START
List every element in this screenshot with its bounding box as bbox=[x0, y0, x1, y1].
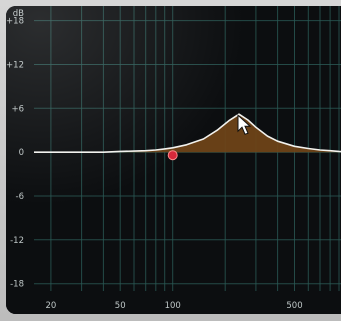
eq-graph-display[interactable]: +18+12+60-6-12-18 dB 2050100500 bbox=[6, 6, 341, 314]
eq-graph[interactable]: +18+12+60-6-12-18 dB 2050100500 bbox=[6, 6, 341, 314]
screen-glare bbox=[6, 6, 341, 314]
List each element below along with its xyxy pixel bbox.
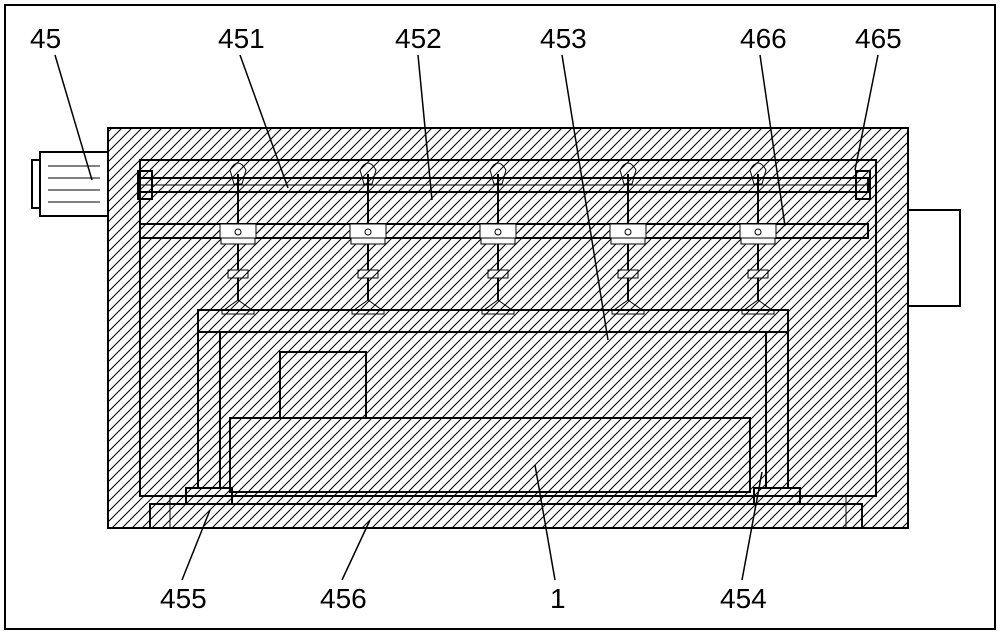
technical-drawing: 45 451 452 453 466 465 455 456 1 454	[0, 0, 1000, 634]
label-lbl-453: 453	[540, 23, 587, 54]
label-lbl-465: 465	[855, 23, 902, 54]
label-lbl-452: 452	[395, 23, 442, 54]
label-lbl-466: 466	[740, 23, 787, 54]
label-lbl-1: 1	[550, 583, 566, 614]
label-lbl-45: 45	[30, 23, 61, 54]
label-lbl-455: 455	[160, 583, 207, 614]
label-lbl-454: 454	[720, 583, 767, 614]
label-lbl-456: 456	[320, 583, 367, 614]
label-lbl-451: 451	[218, 23, 265, 54]
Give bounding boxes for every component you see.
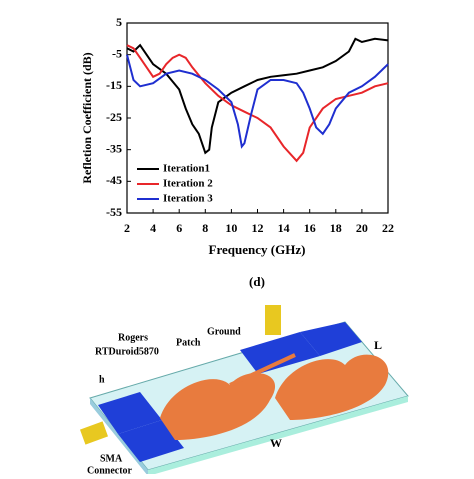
- x-tick-label: 16: [304, 221, 316, 235]
- label: Patch: [176, 337, 201, 348]
- y-tick-label: -15: [106, 78, 122, 92]
- ground-pad: [118, 420, 184, 462]
- label: Ground: [207, 326, 241, 337]
- legend-label: Iteration1: [163, 163, 210, 175]
- x-tick-label: 18: [330, 221, 342, 235]
- y-tick-label: 5: [116, 15, 122, 29]
- x-tick-label: 20: [356, 221, 368, 235]
- x-tick-label: 22: [382, 221, 394, 235]
- series-line: [126, 54, 389, 149]
- plot: Frequency (GHz) Refletion Coefficient (d…: [80, 15, 394, 289]
- patch: [160, 373, 276, 440]
- substrate-front: [148, 396, 408, 476]
- y-axis-title: Refletion Coefficient (dB): [80, 52, 94, 183]
- x-axis-title: Frequency (GHz): [209, 242, 306, 257]
- connector: [79, 421, 109, 445]
- y-tick-label: -5: [112, 46, 122, 60]
- label: h: [99, 374, 105, 385]
- x-tick-label: 2: [124, 221, 130, 235]
- x-tick-label: 6: [176, 221, 182, 235]
- x-tick-label: 8: [202, 221, 208, 235]
- ground-pad: [98, 392, 162, 434]
- series-line: [126, 37, 389, 155]
- label: W: [270, 436, 282, 450]
- patch: [275, 354, 389, 420]
- y-tick-label: -35: [106, 141, 122, 155]
- x-tick-label: 14: [278, 221, 290, 235]
- label: Connector: [87, 465, 133, 474]
- feed-line: [229, 353, 296, 387]
- antenna-diagram: Rogers RTDuroid5870 Patch Ground L h W S…: [79, 305, 409, 476]
- x-tick-label: 10: [225, 221, 237, 235]
- label: Rogers: [118, 332, 148, 343]
- x-tick-label: 4: [150, 221, 156, 235]
- series-line: [126, 44, 389, 163]
- label: L: [374, 338, 382, 352]
- y-tick-label: -55: [106, 205, 122, 219]
- ground-pad: [240, 332, 320, 374]
- x-tick-label: 12: [252, 221, 264, 235]
- label: RTDuroid5870: [95, 346, 159, 357]
- y-tick-label: -25: [106, 110, 122, 124]
- ground-pad: [300, 322, 362, 356]
- y-tick-label: -45: [106, 173, 122, 187]
- label: SMA: [100, 453, 123, 464]
- panel-label: (d): [249, 274, 265, 289]
- substrate-side: [90, 398, 148, 476]
- legend-label: Iteration 3: [163, 193, 213, 205]
- legend-label: Iteration 2: [163, 178, 213, 190]
- connector: [265, 305, 281, 335]
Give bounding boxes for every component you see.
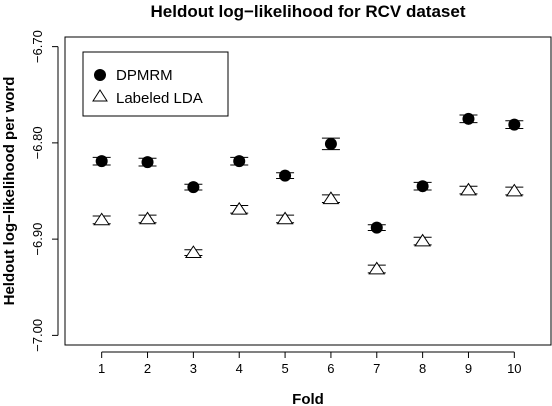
legend-marker-dpmrm [94,69,106,81]
y-tick-label: −7.00 [30,319,45,352]
data-point [184,245,202,258]
data-point [141,156,154,169]
data-point [187,181,200,194]
data-point [508,118,521,131]
data-point [370,221,383,234]
y-axis-title: Heldout log−likelihood per word [1,77,18,306]
series-labeled-lda [92,182,524,275]
x-tick-label: 1 [98,361,105,376]
data-point [230,201,248,215]
x-axis-title: Fold [292,391,324,406]
legend-label-dpmrm: DPMRM [116,67,173,84]
data-point [414,233,432,247]
chart-title: Heldout log−likelihood for RCV dataset [151,2,466,21]
x-tick-label: 4 [236,361,243,376]
y-axis: −7.00 −6.90 −6.80 −6.70 [30,30,59,352]
x-tick-label: 10 [507,361,521,376]
x-tick-label: 2 [144,361,151,376]
x-axis: 1 2 3 4 5 6 7 8 9 10 [98,351,522,376]
x-tick-label: 8 [419,361,426,376]
y-tick-label: −6.80 [30,126,45,159]
data-point [460,182,477,196]
x-tick-label: 3 [190,361,197,376]
plot-area [64,36,552,346]
y-tick-label: −6.90 [30,223,45,256]
data-point [279,169,292,182]
x-tick-label: 6 [327,361,334,376]
data-point [139,211,156,225]
series-layer [92,112,524,275]
data-point [233,155,246,168]
data-point [322,191,340,205]
legend-label-labeled-lda: Labeled LDA [116,90,203,107]
data-point [93,212,111,226]
legend-box [82,51,229,117]
x-tick-label: 5 [281,361,288,376]
x-tick-label: 9 [465,361,472,376]
data-point [416,180,429,193]
y-tick-label: −6.70 [30,30,45,63]
x-tick-label: 7 [373,361,380,376]
data-point [505,183,523,197]
data-point [324,137,337,150]
legend: DPMRM Labeled LDA [82,51,229,117]
data-point [276,211,294,225]
data-point [95,155,108,168]
series-dpmrm [92,112,524,234]
data-point [462,112,475,125]
data-point [368,261,386,275]
legend-marker-labeled-lda [92,89,108,102]
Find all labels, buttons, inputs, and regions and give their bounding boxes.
END
Output every line of the listing above as a numbered list, skipping blank lines and omitting the pictures.

1. List every element in this screenshot with its bounding box as bbox=[x0, y0, x1, y1].
2. eq-graph-display[interactable]: +18+12+60-6-12-18 dB 2050100500 bbox=[6, 6, 341, 314]
3. eq-graph[interactable]: +18+12+60-6-12-18 dB 2050100500 bbox=[6, 6, 341, 314]
4. screen-glare bbox=[6, 6, 341, 314]
5. List each element below along with its xyxy pixel bbox.
6. technical-drawing: 45 451 452 453 466 465 455 456 1 454	[0, 0, 1000, 634]
7. label-lbl-453: 453	[540, 23, 587, 54]
8. label-lbl-465: 465	[855, 23, 902, 54]
9. label-lbl-452: 452	[395, 23, 442, 54]
10. label-lbl-466: 466	[740, 23, 787, 54]
11. label-lbl-1: 1	[550, 583, 566, 614]
12. label-lbl-45: 45	[30, 23, 61, 54]
13. label-lbl-455: 455	[160, 583, 207, 614]
14. label-lbl-454: 454	[720, 583, 767, 614]
15. label-lbl-456: 456	[320, 583, 367, 614]
16. label-lbl-451: 451	[218, 23, 265, 54]
17. Give bounding boxes for every component you see.
18. - x-tick-label: 16: [304, 221, 316, 235]
19. - label: Patch: [176, 337, 201, 348]
20. - y-tick-label: -15: [106, 78, 122, 92]
21. - ground-pad: [118, 420, 184, 462]
22. - label: Ground: [207, 326, 241, 337]
23. - legend-label: Iteration1: [163, 163, 210, 175]
24. - x-tick-label: 18: [330, 221, 342, 235]
25. - y-tick-label: 5: [116, 15, 122, 29]
26. - x-tick-label: 20: [356, 221, 368, 235]
27. - x-tick-label: 22: [382, 221, 394, 235]
28. - series-line: [126, 54, 389, 149]
29. - plot: Frequency (GHz) Refletion Coefficient (d…: [80, 15, 394, 289]
30. - patch: [160, 373, 276, 440]
31. - substrate-front: [148, 396, 408, 476]
32. - y-axis-title: Refletion Coefficient (dB): [80, 52, 94, 183]
33. - x-axis-title: Frequency (GHz): [209, 242, 306, 257]
34. - connector: [79, 421, 109, 445]
35. - y-tick-label: -5: [112, 46, 122, 60]
36. - label: h: [99, 374, 105, 385]
37. - x-tick-label: 2: [124, 221, 130, 235]
38. - x-tick-label: 6: [176, 221, 182, 235]
39. - x-tick-label: 8: [202, 221, 208, 235]
40. - ground-pad: [98, 392, 162, 434]
41. - series-line: [126, 37, 389, 155]
42. - label: W: [270, 436, 282, 450]
43. - patch: [275, 354, 389, 420]
44. - y-tick-label: -35: [106, 141, 122, 155]
45. - x-tick-label: 14: [278, 221, 290, 235]
46. - label: Connector: [87, 465, 133, 474]
47. - feed-line: [229, 353, 296, 387]
48. - antenna-diagram: Rogers RTDuroid5870 Patch Ground L h W S…: [79, 305, 409, 476]
49. - x-tick-label: 10: [225, 221, 237, 235]
50. - label: Rogers: [118, 332, 148, 343]
51. - x-tick-label: 4: [150, 221, 156, 235]
52. - series-line: [126, 44, 389, 163]
53. - label: L: [374, 338, 382, 352]
54. - y-tick-label: -55: [106, 205, 122, 219]
55. - ground-pad: [240, 332, 320, 374]
56. - x-tick-label: 12: [252, 221, 264, 235]
57. - label: RTDuroid5870: [95, 346, 159, 357]
58. - y-tick-label: -25: [106, 110, 122, 124]
59. - ground-pad: [300, 322, 362, 356]
60. - y-tick-label: -45: [106, 173, 122, 187]
61. - label: SMA: [100, 453, 123, 464]
62. - panel-label: (d): [249, 274, 265, 289]
63. - substrate-side: [90, 398, 148, 476]
64. - legend-label: Iteration 3: [163, 193, 213, 205]
65. - legend-label: Iteration 2: [163, 178, 213, 190]
66. - connector: [265, 305, 281, 335]
67. Give bounding boxes for every component you see.
68. legend-marker-dpmrm [94,69,106,81]
69. y-tick-label: −7.00 [30,319,45,352]
70. data-point [184,245,202,258]
71. data-point [141,156,154,169]
72. data-point [187,181,200,194]
73. data-point [508,118,521,131]
74. data-point [370,221,383,234]
75. y-axis-title: Heldout log−likelihood per word [1,77,18,306]
76. series-labeled-lda [92,182,524,275]
77. x-tick-label: 1 [98,361,105,376]
78. data-point [230,201,248,215]
79. x-axis-title: Fold [292,391,324,406]
80. legend-label-dpmrm: DPMRM [116,67,173,84]
81. data-point [414,233,432,247]
82. chart-title: Heldout log−likelihood for RCV dataset [151,2,466,21]
83. x-tick-label: 4 [236,361,243,376]
84. y-axis: −7.00 −6.90 −6.80 −6.70 [30,30,59,352]
85. x-tick-label: 10 [507,361,521,376]
86. x-tick-label: 2 [144,361,151,376]
87. x-axis: 1 2 3 4 5 6 7 8 9 10 [98,351,522,376]
88. x-tick-label: 8 [419,361,426,376]
89. y-tick-label: −6.80 [30,126,45,159]
90. data-point [460,182,477,196]
91. x-tick-label: 3 [190,361,197,376]
92. plot-area [64,36,552,346]
93. y-tick-label: −6.90 [30,223,45,256]
94. data-point [279,169,292,182]
95. x-tick-label: 6 [327,361,334,376]
96. data-point [139,211,156,225]
97. series-layer [92,112,524,275]
98. data-point [233,155,246,168]
99. data-point [322,191,340,205]
100. legend-label-labeled-lda: Labeled LDA [116,90,203,107]
101. data-point [93,212,111,226]
102. legend-box [82,51,229,117]
103. x-tick-label: 5 [281,361,288,376]
104. x-tick-label: 9 [465,361,472,376]
105. data-point [416,180,429,193]
106. y-tick-label: −6.70 [30,30,45,63]
107. x-tick-label: 7 [373,361,380,376]
108. data-point [505,183,523,197]
109. data-point [324,137,337,150]
110. legend: DPMRM Labeled LDA [82,51,229,117]
111. data-point [276,211,294,225]
112. data-point [95,155,108,168]
113. series-dpmrm [92,112,524,234]
114. data-point [462,112,475,125]
115. data-point [368,261,386,275]
116. legend-marker-labeled-lda [92,89,108,102]
117. Find all labels, buttons, inputs, and regions and give their bounding boxes.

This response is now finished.